## Data

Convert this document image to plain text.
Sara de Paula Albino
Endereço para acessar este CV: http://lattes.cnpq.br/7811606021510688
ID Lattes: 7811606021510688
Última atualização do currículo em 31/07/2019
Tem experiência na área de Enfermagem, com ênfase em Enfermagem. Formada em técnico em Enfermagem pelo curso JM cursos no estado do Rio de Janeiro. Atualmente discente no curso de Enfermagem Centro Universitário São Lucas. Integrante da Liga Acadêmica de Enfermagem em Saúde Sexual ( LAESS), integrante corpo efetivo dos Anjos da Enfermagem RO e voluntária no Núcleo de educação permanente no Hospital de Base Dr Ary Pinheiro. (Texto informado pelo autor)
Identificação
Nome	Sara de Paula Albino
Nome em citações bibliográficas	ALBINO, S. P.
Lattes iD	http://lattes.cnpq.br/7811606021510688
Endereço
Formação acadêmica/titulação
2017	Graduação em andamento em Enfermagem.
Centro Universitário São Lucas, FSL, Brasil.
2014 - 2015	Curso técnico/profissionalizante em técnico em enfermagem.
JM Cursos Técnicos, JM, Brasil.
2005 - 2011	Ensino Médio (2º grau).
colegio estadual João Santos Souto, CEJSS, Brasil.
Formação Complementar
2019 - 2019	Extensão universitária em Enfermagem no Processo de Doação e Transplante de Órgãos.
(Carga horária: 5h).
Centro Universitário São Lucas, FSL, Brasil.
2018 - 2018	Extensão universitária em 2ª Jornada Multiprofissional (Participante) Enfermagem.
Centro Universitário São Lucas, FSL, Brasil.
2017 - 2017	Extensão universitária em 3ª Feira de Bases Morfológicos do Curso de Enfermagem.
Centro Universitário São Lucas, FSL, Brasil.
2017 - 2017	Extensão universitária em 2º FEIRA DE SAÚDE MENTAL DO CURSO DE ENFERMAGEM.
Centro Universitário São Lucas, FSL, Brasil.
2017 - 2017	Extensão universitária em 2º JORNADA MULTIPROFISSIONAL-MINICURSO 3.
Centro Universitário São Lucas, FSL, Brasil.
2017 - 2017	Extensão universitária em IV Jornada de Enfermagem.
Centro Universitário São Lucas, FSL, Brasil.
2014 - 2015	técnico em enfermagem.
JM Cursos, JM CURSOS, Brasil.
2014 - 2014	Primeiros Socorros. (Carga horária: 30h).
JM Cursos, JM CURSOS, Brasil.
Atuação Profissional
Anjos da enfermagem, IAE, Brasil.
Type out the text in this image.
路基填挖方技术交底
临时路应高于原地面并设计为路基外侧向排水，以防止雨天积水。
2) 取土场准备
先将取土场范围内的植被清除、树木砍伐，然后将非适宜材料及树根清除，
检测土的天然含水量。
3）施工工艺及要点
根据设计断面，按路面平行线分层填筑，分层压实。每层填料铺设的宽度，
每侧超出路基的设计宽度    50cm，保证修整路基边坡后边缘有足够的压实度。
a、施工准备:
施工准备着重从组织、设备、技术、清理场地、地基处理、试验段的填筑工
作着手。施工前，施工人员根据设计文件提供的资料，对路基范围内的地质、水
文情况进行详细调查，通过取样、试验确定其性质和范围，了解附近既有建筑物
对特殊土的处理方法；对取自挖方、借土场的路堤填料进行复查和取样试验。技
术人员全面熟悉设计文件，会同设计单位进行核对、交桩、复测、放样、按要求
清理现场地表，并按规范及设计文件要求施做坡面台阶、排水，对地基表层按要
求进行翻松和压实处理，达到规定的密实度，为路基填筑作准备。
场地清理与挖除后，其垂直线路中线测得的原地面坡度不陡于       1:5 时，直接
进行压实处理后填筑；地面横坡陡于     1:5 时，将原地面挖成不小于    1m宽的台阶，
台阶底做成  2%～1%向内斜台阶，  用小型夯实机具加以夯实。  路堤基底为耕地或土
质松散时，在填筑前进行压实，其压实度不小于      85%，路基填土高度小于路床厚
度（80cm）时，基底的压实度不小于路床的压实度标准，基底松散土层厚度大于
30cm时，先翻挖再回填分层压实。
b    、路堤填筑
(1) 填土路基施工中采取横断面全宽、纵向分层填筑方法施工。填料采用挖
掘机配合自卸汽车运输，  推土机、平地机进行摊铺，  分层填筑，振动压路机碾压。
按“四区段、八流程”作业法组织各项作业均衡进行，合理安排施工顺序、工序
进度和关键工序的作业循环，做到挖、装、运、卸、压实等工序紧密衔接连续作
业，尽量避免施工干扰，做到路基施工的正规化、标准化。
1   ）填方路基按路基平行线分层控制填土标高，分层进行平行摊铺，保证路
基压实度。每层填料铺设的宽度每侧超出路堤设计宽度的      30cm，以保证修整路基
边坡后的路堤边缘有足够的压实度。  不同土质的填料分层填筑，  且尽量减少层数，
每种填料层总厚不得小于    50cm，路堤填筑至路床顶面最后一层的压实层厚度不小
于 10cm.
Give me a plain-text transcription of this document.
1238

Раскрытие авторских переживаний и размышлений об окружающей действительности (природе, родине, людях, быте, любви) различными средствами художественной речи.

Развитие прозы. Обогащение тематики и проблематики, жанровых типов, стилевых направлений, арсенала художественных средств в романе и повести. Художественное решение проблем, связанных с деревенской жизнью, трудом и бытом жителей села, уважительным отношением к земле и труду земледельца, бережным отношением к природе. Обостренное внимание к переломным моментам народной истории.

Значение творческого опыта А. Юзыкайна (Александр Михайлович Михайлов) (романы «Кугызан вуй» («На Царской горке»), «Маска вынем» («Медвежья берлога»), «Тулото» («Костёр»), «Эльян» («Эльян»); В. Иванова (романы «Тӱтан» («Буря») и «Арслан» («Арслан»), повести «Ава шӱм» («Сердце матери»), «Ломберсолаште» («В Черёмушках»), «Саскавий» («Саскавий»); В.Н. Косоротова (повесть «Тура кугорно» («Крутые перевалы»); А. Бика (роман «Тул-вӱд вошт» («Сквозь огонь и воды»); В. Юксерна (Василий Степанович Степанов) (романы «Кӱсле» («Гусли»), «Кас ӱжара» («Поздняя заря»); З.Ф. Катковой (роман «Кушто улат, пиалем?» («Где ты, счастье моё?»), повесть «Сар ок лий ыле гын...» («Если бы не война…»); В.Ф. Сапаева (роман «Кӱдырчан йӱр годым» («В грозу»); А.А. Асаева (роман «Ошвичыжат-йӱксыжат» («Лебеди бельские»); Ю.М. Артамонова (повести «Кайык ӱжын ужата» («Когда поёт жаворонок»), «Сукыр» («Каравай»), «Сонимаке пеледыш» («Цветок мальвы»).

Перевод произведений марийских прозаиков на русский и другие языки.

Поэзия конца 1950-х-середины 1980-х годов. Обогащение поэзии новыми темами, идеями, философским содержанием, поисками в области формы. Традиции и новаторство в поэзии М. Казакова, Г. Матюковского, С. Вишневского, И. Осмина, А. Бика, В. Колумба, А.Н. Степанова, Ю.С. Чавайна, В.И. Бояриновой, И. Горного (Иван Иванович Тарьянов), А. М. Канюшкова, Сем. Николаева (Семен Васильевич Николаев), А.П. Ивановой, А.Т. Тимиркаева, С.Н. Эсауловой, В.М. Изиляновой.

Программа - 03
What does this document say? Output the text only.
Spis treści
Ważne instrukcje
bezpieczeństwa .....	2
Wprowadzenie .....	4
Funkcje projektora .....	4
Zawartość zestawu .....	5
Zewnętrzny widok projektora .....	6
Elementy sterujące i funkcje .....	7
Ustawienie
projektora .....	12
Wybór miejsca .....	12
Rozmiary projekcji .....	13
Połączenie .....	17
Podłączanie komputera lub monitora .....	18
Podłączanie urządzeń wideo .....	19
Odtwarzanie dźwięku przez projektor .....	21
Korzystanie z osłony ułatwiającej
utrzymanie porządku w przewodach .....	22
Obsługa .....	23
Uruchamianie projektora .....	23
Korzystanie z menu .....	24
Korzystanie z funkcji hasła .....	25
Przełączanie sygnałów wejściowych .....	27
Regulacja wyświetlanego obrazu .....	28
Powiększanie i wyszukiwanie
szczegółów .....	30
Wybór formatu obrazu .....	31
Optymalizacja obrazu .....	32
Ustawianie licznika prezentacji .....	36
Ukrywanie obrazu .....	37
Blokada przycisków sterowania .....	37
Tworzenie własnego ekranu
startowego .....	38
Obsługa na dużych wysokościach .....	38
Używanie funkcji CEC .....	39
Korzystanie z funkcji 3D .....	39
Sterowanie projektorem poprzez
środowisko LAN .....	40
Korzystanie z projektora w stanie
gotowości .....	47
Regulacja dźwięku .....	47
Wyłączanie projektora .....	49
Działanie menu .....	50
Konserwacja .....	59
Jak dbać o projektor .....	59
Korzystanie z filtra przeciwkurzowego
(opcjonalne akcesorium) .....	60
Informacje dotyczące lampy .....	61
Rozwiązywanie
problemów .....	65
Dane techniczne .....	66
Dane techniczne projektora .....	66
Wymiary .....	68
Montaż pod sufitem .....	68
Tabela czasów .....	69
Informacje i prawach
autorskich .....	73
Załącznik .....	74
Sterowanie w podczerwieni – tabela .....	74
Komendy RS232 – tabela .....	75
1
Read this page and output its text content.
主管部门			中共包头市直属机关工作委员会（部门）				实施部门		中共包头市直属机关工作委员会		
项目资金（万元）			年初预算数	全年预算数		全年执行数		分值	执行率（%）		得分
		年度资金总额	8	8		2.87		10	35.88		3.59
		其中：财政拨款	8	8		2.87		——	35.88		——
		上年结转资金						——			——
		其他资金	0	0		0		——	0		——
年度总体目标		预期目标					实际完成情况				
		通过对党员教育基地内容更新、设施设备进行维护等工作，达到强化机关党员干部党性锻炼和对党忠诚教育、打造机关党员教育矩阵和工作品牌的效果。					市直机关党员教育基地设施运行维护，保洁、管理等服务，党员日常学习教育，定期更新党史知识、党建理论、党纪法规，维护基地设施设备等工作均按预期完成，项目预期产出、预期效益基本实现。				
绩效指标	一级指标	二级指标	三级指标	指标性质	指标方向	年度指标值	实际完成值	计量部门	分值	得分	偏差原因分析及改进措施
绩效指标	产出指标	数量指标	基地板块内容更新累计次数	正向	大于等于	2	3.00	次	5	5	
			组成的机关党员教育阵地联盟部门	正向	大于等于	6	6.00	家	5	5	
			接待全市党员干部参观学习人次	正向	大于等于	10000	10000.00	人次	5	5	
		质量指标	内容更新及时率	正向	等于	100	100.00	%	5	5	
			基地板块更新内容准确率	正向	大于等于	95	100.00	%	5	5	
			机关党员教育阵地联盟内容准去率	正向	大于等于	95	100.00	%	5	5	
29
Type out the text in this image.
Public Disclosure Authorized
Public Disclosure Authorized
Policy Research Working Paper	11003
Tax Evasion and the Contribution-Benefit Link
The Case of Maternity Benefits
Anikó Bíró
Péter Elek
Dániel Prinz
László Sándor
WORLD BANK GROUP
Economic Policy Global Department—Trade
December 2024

## Your task
Using the listing above, say how many of its lines contain the string "绩效指标", giving nothing but the figure.

## Task solution
2